┌─ Given records

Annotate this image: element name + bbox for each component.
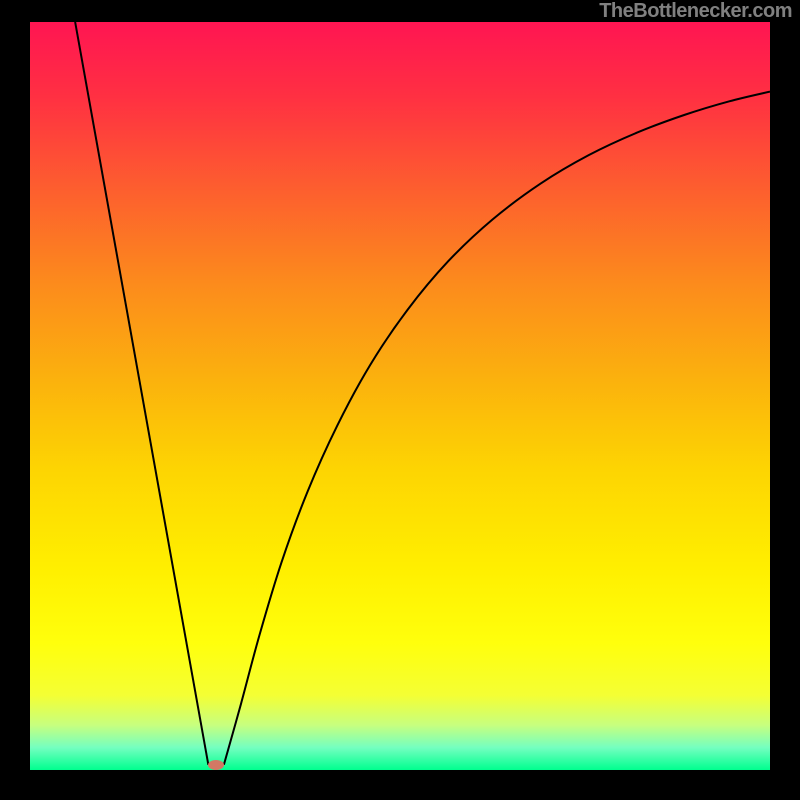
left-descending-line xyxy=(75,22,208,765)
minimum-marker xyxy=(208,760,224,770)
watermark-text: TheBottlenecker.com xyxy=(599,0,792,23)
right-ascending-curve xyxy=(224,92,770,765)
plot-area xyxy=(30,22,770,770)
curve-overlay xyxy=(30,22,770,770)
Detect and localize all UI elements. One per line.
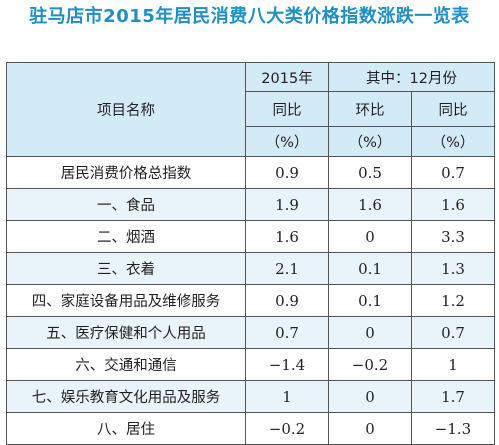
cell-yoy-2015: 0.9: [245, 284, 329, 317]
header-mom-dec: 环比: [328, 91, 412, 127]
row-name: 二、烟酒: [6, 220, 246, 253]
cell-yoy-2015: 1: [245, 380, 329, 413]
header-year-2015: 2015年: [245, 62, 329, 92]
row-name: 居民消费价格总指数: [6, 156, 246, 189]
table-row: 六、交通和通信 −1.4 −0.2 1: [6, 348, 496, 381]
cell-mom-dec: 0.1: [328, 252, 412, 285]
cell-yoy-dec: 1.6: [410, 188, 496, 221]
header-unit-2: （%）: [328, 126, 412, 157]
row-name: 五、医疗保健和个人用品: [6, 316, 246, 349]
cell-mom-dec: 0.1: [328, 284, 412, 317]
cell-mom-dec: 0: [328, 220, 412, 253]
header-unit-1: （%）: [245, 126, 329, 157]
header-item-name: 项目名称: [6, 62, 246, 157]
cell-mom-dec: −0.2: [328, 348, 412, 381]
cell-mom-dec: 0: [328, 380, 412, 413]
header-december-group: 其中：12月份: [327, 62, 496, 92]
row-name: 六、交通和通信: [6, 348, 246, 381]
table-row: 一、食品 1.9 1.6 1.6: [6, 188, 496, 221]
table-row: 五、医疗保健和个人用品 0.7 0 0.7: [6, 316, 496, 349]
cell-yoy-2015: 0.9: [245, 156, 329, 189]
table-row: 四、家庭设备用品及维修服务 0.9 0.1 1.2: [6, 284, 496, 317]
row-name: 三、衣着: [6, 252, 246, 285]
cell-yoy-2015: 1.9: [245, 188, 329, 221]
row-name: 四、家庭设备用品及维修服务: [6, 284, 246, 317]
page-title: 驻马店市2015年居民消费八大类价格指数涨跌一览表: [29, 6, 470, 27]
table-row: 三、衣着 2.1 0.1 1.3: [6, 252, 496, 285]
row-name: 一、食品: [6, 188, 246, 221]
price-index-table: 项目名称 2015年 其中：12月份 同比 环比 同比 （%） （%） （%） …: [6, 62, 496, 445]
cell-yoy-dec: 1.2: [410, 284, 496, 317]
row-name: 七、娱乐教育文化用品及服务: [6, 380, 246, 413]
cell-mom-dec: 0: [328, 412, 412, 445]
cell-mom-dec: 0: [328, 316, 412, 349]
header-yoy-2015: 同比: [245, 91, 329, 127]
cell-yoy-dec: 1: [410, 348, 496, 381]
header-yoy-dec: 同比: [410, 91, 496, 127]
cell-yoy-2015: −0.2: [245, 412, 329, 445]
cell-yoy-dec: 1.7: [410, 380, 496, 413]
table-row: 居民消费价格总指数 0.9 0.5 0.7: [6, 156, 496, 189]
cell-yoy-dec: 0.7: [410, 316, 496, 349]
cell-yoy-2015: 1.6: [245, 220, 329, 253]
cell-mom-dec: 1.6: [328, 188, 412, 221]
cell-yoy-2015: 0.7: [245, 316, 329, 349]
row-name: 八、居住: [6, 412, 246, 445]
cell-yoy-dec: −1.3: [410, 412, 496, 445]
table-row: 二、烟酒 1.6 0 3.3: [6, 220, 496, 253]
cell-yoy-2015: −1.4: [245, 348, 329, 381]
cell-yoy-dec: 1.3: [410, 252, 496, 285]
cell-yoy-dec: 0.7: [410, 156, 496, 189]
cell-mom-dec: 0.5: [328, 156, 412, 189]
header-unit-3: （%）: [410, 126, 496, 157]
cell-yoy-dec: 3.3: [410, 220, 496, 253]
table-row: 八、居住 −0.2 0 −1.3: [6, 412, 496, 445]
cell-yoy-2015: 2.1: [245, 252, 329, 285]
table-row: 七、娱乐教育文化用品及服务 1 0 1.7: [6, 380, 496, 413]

└─
┌─ Given records

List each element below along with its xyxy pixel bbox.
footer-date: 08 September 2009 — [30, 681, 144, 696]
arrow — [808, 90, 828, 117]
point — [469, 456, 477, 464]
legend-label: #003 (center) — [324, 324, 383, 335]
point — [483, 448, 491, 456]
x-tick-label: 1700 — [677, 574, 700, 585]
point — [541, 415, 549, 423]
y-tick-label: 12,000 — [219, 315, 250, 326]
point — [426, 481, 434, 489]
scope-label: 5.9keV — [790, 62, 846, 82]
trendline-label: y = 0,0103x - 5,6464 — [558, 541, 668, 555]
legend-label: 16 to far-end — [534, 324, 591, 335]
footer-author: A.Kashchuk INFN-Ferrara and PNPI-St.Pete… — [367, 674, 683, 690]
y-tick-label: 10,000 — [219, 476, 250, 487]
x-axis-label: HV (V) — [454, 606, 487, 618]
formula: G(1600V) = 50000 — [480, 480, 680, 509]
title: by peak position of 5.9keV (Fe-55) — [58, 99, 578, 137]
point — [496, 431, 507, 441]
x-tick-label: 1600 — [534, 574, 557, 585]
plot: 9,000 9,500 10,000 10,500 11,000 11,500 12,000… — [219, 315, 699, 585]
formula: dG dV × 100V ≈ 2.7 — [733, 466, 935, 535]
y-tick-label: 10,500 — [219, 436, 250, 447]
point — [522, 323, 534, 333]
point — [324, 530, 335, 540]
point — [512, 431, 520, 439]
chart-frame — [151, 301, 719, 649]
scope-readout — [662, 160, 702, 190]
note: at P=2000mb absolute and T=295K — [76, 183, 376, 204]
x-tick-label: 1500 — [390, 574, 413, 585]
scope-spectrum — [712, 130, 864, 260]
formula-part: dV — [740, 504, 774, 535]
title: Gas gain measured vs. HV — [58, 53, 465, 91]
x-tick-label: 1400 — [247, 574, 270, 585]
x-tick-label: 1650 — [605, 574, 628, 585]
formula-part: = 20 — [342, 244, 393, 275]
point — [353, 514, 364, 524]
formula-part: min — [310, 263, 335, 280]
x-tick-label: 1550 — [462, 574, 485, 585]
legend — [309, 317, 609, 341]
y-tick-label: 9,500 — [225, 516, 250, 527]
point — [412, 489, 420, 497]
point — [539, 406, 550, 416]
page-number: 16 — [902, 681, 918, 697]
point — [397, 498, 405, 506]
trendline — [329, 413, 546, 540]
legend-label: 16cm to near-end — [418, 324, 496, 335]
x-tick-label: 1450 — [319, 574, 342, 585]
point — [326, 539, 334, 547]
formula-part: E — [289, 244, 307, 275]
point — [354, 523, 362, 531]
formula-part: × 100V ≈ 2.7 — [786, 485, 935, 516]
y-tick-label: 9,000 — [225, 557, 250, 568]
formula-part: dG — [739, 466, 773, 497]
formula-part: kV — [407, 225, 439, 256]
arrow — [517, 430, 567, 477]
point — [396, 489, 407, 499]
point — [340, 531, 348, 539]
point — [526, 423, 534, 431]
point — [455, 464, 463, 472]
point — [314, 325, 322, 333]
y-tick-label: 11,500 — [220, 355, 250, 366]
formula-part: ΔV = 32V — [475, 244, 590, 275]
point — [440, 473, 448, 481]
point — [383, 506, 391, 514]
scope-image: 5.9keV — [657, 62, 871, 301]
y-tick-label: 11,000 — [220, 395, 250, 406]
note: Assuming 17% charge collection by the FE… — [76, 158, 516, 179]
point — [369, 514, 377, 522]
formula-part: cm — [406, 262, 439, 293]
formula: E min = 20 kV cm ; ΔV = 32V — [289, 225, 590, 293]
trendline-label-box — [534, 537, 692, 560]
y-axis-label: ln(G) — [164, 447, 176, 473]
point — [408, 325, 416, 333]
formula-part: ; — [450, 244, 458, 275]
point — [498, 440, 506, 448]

└─
┌─ Given records

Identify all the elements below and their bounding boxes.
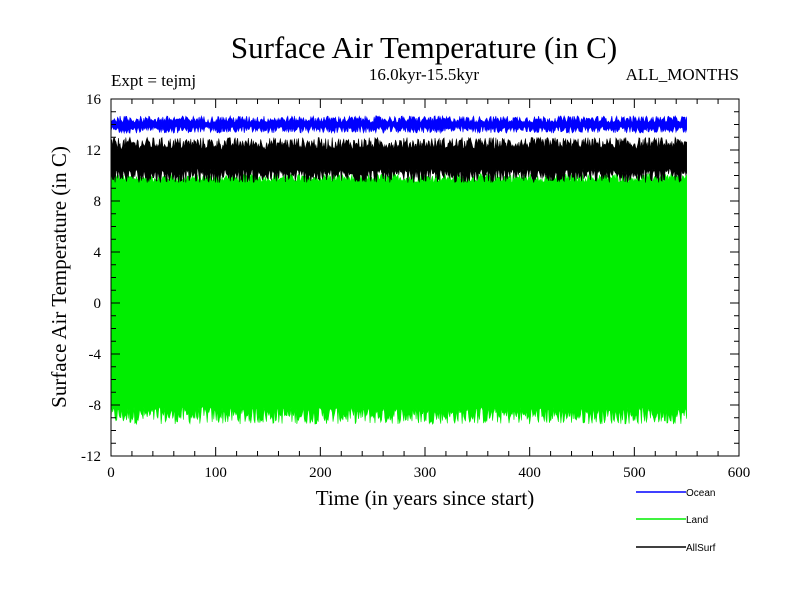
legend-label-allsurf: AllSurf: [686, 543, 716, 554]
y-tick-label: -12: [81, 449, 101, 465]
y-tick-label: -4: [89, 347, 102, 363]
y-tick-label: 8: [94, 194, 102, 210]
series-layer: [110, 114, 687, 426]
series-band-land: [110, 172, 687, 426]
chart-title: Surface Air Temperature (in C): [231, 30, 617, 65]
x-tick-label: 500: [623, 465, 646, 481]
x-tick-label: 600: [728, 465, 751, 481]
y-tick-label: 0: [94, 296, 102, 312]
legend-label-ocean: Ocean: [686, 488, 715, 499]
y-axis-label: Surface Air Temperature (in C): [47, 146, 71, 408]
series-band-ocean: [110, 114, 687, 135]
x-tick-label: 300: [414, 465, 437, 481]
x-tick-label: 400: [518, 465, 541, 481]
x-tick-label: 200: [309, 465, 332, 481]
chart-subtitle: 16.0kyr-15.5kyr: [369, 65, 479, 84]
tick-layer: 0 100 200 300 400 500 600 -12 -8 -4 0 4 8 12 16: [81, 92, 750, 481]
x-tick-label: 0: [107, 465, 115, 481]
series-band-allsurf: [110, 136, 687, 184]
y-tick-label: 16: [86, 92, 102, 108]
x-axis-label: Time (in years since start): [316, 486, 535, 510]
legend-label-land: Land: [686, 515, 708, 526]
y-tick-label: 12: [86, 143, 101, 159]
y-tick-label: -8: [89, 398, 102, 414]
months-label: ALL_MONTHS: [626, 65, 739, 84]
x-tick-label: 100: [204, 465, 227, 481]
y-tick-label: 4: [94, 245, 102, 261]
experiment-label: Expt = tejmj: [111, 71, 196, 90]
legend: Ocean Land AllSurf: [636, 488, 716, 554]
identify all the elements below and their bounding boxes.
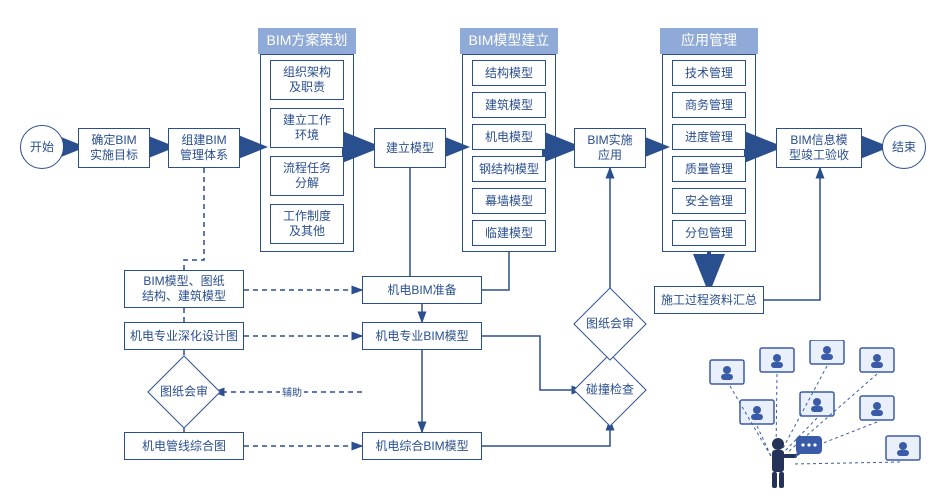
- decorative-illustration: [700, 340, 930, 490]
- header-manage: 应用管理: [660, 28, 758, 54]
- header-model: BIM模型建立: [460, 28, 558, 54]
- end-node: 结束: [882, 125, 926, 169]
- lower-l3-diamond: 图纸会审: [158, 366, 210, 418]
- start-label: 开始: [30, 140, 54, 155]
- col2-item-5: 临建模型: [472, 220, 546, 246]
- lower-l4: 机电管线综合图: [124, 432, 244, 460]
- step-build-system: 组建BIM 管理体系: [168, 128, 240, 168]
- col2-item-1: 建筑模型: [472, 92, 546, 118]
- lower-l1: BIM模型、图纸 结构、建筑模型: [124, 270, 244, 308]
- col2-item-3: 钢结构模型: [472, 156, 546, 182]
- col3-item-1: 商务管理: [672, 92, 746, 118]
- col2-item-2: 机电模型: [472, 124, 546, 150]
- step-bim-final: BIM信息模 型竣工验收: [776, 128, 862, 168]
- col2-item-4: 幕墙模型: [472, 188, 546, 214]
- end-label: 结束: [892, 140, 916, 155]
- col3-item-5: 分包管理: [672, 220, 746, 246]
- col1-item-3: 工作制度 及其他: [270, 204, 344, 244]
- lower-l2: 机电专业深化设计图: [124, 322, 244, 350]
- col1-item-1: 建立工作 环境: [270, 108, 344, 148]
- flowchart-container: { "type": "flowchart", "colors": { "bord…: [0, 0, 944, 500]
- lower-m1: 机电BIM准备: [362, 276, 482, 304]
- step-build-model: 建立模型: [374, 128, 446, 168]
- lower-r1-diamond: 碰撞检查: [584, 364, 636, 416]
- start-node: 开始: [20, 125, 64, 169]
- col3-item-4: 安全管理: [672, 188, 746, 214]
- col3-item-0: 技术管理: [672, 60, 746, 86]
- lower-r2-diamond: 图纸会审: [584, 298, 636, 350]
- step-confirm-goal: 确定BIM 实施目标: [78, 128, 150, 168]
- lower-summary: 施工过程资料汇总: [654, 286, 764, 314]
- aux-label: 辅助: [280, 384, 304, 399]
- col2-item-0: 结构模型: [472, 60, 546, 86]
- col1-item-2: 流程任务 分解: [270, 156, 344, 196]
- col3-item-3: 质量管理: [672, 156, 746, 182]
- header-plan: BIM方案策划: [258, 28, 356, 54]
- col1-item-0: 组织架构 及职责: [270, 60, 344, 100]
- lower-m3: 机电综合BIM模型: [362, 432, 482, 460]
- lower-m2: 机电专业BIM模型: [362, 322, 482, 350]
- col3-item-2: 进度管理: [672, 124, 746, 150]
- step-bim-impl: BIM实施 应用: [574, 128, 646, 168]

└─

Could you copy out the items from the line with "Annotate this image: element" through the line with "Detect and localize", renaming "plot-area" to "chart-area" and keeping everything else the same? Leave the pictures out.

Annotate this image: element name + bbox for each component.
left-descending-line xyxy=(75,22,208,765)
minimum-marker xyxy=(208,760,224,770)
watermark-text: TheBottlenecker.com xyxy=(599,0,792,23)
right-ascending-curve xyxy=(224,92,770,765)
chart-area xyxy=(30,22,770,770)
curve-overlay xyxy=(30,22,770,770)
Detect and localize all UI elements. One per line.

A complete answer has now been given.